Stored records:
____

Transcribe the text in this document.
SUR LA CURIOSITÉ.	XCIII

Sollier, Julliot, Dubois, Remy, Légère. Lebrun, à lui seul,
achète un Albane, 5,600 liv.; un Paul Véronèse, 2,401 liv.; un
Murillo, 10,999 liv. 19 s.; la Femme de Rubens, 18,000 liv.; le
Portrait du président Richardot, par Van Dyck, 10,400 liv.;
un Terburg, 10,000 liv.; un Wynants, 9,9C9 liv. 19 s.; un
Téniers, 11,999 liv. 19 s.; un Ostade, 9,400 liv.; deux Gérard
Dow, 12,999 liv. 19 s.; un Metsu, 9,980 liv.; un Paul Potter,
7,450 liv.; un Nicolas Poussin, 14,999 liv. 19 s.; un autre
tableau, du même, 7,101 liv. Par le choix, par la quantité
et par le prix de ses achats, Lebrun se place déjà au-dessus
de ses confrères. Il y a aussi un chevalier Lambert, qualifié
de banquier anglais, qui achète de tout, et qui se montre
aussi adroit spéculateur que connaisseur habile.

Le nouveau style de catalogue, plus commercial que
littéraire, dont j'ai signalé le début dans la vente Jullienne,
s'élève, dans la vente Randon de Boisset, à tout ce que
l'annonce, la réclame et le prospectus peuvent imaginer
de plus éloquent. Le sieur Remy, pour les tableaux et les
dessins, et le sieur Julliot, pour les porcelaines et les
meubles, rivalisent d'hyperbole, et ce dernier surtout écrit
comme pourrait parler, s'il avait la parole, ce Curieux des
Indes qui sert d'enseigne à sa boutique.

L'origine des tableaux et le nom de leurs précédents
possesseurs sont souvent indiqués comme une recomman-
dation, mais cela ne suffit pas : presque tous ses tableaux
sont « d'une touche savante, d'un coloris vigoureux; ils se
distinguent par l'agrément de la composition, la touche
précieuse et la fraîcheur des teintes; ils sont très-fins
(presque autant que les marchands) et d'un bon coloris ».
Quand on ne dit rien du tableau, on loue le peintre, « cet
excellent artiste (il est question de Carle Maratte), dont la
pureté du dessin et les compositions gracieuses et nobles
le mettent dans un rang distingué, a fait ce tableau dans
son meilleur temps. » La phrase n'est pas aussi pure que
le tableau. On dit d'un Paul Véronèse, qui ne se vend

____

WRITTEN EXERCISE: All of the data must be returned exactly.

FINISHED TASK:
Transcribe the text in this document.
SUR LA CURIOSITÉ.	XCIII

Sollier, Julliot, Dubois, Remy, Légère. Lebrun, à lui seul,
achète un Albane, 5,600 liv.; un Paul Véronèse, 2,401 liv.; un
Murillo, 10,999 liv. 19 s.; la Femme de Rubens, 18,000 liv.; le
Portrait du président Richardot, par Van Dyck, 10,400 liv.;
un Terburg, 10,000 liv.; un Wynants, 9,9C9 liv. 19 s.; un
Téniers, 11,999 liv. 19 s.; un Ostade, 9,400 liv.; deux Gérard
Dow, 12,999 liv. 19 s.; un Metsu, 9,980 liv.; un Paul Potter,
7,450 liv.; un Nicolas Poussin, 14,999 liv. 19 s.; un autre
tableau, du même, 7,101 liv. Par le choix, par la quantité
et par le prix de ses achats, Lebrun se place déjà au-dessus
de ses confrères. Il y a aussi un chevalier Lambert, qualifié
de banquier anglais, qui achète de tout, et qui se montre
aussi adroit spéculateur que connaisseur habile.

Le nouveau style de catalogue, plus commercial que
littéraire, dont j'ai signalé le début dans la vente Jullienne,
s'élève, dans la vente Randon de Boisset, à tout ce que
l'annonce, la réclame et le prospectus peuvent imaginer
de plus éloquent. Le sieur Remy, pour les tableaux et les
dessins, et le sieur Julliot, pour les porcelaines et les
meubles, rivalisent d'hyperbole, et ce dernier surtout écrit
comme pourrait parler, s'il avait la parole, ce Curieux des
Indes qui sert d'enseigne à sa boutique.

L'origine des tableaux et le nom de leurs précédents
possesseurs sont souvent indiqués comme une recomman-
dation, mais cela ne suffit pas : presque tous ses tableaux
sont « d'une touche savante, d'un coloris vigoureux; ils se
distinguent par l'agrément de la composition, la touche
précieuse et la fraîcheur des teintes; ils sont très-fins
(presque autant que les marchands) et d'un bon coloris ».
Quand on ne dit rien du tableau, on loue le peintre, « cet
excellent artiste (il est question de Carle Maratte), dont la
pureté du dessin et les compositions gracieuses et nobles
le mettent dans un rang distingué, a fait ce tableau dans
son meilleur temps. » La phrase n'est pas aussi pure que
le tableau. On dit d'un Paul Véronèse, qui ne se vend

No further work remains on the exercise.